◆ Aim of the exercise ◆
Gather from the material every line that contains the string "Königgrätzer".
_ _ _ _ _
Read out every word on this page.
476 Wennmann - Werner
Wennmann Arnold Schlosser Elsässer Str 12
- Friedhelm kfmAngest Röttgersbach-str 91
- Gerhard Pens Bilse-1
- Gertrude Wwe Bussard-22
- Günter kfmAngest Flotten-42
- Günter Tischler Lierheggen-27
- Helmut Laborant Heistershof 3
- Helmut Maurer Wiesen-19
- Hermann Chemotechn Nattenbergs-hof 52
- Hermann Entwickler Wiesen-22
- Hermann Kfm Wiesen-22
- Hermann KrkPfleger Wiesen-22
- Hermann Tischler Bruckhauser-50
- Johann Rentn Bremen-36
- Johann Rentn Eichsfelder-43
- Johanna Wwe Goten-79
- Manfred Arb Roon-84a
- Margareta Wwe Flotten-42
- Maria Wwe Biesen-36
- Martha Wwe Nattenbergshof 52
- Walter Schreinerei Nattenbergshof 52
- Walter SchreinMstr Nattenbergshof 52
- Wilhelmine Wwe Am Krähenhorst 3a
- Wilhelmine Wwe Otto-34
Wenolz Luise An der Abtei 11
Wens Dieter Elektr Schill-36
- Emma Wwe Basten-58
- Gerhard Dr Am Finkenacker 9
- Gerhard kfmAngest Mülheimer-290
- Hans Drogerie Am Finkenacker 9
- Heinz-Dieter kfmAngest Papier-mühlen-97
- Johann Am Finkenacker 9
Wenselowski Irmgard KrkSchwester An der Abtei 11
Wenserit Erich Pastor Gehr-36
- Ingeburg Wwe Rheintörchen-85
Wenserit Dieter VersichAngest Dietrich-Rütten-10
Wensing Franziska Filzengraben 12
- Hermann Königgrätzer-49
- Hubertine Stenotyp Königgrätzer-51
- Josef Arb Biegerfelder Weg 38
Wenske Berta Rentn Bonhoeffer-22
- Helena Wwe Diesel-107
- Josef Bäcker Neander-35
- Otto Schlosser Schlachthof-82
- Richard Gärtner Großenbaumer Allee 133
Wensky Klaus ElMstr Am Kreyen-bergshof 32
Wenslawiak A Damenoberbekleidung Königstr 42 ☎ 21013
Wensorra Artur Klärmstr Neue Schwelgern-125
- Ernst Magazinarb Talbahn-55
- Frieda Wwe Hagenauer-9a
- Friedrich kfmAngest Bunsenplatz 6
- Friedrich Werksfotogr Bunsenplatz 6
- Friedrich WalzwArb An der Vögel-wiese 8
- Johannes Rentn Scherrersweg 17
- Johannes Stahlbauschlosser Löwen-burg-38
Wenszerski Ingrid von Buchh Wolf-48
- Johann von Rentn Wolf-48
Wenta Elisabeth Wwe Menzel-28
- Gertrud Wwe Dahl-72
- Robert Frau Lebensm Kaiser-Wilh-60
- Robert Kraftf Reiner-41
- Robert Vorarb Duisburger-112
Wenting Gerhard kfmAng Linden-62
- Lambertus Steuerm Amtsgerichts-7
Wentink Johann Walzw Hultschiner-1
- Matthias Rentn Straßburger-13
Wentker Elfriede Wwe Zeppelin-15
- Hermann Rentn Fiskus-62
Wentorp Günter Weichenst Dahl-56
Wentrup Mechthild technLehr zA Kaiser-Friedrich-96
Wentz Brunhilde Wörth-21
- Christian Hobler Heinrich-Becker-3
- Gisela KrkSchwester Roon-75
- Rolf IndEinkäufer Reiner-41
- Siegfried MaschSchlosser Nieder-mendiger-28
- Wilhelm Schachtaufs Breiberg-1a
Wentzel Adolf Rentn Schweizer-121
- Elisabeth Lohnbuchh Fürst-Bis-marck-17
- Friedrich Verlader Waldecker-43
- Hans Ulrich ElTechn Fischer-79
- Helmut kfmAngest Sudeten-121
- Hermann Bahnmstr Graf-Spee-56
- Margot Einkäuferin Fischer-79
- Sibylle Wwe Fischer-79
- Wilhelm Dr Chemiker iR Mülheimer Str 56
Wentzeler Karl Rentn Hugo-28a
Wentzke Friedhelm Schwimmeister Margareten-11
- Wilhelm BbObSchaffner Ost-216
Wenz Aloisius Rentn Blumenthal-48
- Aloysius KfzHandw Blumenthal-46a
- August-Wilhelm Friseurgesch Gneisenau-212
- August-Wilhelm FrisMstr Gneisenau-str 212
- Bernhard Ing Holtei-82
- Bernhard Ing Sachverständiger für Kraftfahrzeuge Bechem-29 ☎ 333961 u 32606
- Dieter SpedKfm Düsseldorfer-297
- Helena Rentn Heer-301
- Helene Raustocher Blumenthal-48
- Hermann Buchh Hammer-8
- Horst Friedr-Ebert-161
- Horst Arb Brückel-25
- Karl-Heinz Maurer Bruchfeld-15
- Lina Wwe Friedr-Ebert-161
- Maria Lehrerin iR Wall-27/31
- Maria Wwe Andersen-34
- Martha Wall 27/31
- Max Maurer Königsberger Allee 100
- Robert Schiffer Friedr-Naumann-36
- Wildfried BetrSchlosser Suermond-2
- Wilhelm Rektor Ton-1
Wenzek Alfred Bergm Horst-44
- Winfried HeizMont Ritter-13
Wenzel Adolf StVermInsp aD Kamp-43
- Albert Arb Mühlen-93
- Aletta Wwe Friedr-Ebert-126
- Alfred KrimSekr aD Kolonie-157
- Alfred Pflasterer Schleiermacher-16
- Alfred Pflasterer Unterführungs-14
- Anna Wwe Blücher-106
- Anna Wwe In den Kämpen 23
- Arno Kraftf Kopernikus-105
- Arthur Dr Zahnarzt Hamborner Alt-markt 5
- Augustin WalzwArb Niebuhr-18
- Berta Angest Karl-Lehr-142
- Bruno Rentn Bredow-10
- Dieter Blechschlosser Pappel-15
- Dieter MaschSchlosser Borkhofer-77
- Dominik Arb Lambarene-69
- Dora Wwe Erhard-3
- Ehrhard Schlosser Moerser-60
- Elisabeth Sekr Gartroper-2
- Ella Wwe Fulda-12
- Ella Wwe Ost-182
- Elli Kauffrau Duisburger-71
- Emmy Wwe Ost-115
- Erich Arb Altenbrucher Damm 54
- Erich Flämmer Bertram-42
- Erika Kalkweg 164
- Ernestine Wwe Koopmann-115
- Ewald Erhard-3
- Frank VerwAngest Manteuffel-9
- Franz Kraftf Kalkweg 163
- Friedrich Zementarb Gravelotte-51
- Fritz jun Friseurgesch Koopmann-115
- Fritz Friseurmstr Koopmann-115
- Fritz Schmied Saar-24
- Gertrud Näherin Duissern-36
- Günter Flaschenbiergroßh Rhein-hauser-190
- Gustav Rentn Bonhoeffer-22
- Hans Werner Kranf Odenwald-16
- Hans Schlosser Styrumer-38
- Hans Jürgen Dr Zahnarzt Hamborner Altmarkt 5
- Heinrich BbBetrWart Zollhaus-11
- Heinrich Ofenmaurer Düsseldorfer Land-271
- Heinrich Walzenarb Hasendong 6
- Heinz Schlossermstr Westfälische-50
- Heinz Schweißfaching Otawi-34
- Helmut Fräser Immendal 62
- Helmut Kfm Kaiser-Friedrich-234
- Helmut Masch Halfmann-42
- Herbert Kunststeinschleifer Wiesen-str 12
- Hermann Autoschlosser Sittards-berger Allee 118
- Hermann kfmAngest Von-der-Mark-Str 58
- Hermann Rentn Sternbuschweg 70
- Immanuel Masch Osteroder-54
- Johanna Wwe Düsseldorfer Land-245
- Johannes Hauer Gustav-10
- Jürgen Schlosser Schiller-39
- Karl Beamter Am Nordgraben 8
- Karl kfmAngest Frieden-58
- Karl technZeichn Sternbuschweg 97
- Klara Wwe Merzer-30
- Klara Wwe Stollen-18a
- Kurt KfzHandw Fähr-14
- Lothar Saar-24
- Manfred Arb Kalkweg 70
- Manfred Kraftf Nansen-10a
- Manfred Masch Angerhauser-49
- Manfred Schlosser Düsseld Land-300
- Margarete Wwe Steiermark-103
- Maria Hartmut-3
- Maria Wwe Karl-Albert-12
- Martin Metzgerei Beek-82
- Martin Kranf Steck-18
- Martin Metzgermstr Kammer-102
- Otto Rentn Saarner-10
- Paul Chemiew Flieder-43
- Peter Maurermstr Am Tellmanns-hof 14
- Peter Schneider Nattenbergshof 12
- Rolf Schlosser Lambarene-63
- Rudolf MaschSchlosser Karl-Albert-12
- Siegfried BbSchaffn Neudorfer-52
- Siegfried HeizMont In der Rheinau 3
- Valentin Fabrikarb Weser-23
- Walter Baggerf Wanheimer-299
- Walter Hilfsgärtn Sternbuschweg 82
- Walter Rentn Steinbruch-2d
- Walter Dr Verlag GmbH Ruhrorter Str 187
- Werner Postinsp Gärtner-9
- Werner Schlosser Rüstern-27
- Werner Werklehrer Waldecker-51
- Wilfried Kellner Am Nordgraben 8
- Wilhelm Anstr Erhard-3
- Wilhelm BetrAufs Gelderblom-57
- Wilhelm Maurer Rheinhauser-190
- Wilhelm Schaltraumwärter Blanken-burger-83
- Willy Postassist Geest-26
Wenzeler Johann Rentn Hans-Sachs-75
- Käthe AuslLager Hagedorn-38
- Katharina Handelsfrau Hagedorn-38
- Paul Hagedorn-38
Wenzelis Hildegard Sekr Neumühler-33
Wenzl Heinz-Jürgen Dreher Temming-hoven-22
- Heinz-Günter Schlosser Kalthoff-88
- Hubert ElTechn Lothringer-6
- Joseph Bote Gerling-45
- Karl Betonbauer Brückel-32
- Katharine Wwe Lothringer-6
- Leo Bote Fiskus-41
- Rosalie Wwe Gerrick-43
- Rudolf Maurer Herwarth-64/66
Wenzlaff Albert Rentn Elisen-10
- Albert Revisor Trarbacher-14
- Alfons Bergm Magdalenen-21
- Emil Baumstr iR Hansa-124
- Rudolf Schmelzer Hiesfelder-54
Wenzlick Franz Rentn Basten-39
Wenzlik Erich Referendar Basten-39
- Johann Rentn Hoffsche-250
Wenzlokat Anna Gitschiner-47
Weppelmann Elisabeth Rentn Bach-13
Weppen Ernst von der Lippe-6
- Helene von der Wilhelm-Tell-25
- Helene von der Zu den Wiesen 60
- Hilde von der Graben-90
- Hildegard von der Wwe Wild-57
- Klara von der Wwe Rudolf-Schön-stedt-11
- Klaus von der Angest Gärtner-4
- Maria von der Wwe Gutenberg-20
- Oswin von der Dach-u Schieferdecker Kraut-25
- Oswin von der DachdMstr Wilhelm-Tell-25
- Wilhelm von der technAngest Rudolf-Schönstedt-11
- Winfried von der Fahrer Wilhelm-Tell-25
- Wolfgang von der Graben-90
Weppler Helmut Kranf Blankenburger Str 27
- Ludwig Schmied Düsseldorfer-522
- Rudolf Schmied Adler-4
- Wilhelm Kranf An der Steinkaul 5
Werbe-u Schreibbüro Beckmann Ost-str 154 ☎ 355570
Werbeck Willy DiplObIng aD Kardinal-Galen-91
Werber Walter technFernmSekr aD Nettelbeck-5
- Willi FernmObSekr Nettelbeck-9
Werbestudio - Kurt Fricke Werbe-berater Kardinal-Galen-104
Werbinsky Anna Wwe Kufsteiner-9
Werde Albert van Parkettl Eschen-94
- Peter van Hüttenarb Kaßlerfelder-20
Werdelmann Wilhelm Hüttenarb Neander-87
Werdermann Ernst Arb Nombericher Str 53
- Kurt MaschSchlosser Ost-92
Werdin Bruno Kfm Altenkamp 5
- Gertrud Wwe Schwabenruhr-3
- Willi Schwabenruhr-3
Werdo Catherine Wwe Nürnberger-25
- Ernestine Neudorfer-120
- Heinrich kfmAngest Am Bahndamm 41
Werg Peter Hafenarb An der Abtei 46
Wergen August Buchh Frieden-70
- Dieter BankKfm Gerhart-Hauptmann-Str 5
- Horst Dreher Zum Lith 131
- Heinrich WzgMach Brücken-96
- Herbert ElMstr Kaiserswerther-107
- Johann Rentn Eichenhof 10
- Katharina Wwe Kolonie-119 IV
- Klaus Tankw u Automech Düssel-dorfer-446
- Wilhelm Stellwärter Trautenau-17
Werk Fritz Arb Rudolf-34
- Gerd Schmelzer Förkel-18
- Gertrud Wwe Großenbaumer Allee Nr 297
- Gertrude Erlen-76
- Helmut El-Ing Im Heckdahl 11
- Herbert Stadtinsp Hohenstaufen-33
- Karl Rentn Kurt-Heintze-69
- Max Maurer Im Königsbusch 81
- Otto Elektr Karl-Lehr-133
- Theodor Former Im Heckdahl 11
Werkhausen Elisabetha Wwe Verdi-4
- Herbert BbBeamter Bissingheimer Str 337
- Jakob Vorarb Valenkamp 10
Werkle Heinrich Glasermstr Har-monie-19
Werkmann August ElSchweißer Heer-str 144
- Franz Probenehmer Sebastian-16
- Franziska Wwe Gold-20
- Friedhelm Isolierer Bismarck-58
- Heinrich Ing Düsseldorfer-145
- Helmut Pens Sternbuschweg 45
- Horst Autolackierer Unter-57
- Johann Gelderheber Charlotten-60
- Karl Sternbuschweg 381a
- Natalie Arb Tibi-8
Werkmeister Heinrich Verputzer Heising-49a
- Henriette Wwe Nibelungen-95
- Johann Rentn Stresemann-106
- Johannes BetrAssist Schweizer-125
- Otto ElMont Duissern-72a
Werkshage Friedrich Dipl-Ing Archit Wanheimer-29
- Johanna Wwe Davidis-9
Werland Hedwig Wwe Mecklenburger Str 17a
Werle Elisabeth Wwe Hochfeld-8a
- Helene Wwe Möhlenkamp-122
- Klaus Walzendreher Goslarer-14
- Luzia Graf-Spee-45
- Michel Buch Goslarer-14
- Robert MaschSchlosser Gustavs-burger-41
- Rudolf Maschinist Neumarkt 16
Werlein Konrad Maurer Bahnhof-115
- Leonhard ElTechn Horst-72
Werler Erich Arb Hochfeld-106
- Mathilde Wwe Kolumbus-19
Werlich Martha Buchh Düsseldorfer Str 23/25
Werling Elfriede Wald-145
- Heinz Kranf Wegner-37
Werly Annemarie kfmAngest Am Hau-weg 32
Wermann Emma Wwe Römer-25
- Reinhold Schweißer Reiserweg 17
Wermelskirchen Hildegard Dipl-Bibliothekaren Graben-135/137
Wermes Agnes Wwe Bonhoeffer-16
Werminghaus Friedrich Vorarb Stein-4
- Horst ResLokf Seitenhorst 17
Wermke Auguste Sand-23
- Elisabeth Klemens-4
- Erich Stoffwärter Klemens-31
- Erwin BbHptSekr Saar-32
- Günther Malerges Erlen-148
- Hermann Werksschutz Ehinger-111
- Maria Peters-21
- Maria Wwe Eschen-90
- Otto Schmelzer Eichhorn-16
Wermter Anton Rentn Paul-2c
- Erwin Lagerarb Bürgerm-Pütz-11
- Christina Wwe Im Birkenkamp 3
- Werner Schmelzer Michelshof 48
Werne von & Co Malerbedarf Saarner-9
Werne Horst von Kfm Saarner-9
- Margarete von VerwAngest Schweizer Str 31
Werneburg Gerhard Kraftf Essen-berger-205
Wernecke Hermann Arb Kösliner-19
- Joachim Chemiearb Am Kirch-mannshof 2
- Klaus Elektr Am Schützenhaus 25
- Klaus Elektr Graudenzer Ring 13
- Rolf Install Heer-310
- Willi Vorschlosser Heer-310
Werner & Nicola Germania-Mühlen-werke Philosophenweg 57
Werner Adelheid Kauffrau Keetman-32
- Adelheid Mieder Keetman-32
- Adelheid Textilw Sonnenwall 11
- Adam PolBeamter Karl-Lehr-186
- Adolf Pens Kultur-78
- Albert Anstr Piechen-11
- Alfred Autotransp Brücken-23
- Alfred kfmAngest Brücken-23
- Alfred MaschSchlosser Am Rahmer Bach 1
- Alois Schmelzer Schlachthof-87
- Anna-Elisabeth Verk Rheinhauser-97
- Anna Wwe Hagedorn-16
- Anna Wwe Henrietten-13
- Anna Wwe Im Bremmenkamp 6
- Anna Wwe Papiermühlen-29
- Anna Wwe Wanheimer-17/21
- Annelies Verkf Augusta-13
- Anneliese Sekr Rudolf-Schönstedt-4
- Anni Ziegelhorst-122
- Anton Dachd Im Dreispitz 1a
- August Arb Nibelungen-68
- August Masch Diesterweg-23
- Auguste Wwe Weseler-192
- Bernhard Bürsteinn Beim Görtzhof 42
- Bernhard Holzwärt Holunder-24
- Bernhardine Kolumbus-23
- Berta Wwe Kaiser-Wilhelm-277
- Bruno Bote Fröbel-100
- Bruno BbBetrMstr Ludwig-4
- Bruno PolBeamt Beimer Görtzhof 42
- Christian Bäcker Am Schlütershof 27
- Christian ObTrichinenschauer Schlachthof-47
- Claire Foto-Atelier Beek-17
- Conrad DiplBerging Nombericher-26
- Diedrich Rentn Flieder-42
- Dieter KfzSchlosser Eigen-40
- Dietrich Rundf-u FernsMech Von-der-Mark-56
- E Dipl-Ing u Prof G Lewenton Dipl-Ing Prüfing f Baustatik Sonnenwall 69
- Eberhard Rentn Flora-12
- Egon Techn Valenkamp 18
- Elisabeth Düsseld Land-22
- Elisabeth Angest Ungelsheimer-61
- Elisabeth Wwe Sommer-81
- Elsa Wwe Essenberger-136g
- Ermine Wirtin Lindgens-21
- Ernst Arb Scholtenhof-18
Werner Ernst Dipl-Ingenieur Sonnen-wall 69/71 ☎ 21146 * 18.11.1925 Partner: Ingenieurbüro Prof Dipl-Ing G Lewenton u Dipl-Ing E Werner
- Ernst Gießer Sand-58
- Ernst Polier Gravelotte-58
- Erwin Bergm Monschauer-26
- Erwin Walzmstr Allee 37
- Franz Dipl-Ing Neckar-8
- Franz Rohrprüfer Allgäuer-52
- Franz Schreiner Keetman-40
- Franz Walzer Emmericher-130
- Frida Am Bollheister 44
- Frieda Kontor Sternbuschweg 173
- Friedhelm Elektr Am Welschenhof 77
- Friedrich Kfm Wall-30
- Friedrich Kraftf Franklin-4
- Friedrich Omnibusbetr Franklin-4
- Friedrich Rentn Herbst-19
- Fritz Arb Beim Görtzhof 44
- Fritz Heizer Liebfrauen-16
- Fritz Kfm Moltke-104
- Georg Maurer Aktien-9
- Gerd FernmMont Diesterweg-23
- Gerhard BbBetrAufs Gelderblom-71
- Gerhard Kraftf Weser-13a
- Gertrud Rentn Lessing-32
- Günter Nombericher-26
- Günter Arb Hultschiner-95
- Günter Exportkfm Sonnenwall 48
_ _ _ _ _
◆ The result ◆
- Hermann Königgrätzer-49
- Hubertine Stenotyp Königgrätzer-51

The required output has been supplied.